## Instruction
Extract every line that contains the word "content".

[START Data entries]

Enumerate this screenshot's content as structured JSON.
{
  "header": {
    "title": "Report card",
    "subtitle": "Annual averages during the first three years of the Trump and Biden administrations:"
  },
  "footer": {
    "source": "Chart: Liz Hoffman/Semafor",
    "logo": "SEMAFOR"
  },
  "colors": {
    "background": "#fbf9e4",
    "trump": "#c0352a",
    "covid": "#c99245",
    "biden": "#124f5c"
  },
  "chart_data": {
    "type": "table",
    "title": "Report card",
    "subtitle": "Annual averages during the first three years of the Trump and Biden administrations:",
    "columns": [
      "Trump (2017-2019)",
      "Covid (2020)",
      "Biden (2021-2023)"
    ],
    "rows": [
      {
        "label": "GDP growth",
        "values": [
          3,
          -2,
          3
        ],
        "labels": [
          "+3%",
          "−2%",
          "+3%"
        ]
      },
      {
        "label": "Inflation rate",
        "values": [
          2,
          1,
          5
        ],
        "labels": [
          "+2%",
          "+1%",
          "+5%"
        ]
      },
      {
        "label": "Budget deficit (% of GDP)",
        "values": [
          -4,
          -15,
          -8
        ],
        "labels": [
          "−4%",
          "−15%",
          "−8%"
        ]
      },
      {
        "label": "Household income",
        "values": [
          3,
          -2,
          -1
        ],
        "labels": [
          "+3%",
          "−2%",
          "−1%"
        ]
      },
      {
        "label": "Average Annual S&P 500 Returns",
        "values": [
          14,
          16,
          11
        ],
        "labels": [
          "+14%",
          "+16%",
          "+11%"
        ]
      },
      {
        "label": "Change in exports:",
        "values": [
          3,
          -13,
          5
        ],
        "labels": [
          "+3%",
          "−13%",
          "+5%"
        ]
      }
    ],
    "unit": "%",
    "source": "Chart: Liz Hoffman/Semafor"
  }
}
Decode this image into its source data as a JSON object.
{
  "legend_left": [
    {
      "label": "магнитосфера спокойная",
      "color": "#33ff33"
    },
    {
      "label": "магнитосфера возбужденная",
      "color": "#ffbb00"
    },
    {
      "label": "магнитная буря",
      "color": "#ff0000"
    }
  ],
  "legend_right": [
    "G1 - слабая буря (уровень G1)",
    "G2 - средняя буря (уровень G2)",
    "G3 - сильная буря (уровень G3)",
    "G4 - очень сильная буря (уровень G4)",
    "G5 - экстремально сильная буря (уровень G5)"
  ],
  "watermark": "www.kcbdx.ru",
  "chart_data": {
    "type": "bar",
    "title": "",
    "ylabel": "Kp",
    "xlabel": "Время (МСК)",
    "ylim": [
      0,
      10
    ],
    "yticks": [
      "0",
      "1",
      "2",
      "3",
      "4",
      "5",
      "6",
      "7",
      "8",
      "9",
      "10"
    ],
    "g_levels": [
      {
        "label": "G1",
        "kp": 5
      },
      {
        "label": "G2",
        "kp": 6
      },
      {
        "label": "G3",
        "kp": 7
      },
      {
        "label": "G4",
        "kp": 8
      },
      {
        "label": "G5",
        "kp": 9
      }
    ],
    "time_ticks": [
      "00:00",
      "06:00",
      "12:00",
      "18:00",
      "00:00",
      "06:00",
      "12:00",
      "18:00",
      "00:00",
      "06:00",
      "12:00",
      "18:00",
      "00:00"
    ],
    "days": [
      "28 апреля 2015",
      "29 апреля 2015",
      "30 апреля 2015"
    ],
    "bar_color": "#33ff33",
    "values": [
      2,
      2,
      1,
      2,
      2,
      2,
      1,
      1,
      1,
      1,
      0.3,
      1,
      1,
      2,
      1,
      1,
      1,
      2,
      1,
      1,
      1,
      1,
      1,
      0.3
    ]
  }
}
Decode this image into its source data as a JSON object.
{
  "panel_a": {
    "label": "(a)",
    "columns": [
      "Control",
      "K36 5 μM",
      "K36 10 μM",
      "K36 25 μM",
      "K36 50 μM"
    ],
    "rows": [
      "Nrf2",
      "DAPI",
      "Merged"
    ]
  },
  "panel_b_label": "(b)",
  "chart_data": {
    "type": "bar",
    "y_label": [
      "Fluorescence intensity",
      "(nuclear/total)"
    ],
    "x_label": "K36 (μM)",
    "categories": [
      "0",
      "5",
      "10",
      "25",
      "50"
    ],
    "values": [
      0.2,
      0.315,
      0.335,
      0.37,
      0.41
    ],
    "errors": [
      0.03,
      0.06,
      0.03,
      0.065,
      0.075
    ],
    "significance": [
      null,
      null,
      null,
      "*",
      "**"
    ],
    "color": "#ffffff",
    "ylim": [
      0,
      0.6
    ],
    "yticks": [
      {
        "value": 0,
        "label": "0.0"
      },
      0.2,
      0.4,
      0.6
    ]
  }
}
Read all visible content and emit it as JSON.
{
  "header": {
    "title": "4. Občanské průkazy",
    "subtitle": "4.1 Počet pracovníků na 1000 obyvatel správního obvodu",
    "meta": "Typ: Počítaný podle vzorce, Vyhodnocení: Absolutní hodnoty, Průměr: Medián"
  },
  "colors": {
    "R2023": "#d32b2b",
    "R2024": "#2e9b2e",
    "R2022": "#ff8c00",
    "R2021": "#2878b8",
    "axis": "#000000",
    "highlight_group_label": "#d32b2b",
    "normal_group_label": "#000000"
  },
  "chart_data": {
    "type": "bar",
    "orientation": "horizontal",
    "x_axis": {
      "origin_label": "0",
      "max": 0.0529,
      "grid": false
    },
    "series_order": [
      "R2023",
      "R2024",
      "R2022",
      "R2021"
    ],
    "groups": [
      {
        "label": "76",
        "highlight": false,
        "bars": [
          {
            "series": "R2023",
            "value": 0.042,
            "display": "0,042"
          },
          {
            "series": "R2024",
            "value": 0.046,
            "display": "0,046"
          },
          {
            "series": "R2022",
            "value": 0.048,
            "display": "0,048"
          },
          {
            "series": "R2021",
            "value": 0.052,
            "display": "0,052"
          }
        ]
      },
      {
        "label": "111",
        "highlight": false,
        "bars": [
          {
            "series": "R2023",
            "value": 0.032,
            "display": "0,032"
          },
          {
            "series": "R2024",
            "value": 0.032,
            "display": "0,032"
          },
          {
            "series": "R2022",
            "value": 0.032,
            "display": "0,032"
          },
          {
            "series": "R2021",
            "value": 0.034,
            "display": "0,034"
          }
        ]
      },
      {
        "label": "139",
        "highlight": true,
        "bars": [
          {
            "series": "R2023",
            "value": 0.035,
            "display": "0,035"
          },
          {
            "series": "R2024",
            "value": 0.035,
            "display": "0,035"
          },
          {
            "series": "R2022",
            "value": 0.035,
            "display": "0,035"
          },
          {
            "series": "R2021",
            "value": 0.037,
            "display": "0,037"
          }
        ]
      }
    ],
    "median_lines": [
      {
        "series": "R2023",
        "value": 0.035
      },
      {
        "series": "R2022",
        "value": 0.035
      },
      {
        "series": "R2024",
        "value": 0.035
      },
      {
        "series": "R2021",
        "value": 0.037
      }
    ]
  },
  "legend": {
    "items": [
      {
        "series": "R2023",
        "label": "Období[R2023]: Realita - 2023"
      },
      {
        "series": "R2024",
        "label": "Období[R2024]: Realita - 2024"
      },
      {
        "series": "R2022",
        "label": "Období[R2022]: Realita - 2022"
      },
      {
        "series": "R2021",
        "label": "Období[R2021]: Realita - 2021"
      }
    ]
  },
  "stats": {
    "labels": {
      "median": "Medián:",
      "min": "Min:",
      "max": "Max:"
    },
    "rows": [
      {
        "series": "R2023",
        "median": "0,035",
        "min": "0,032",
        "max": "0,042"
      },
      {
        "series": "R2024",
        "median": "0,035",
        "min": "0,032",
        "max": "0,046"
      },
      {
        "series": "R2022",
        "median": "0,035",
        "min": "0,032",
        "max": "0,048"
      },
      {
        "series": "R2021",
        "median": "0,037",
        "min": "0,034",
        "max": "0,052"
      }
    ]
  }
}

[END Data entries]

## Answer to the problem
Enumerate this screenshot's content as structured JSON.
Read all visible content and emit it as JSON.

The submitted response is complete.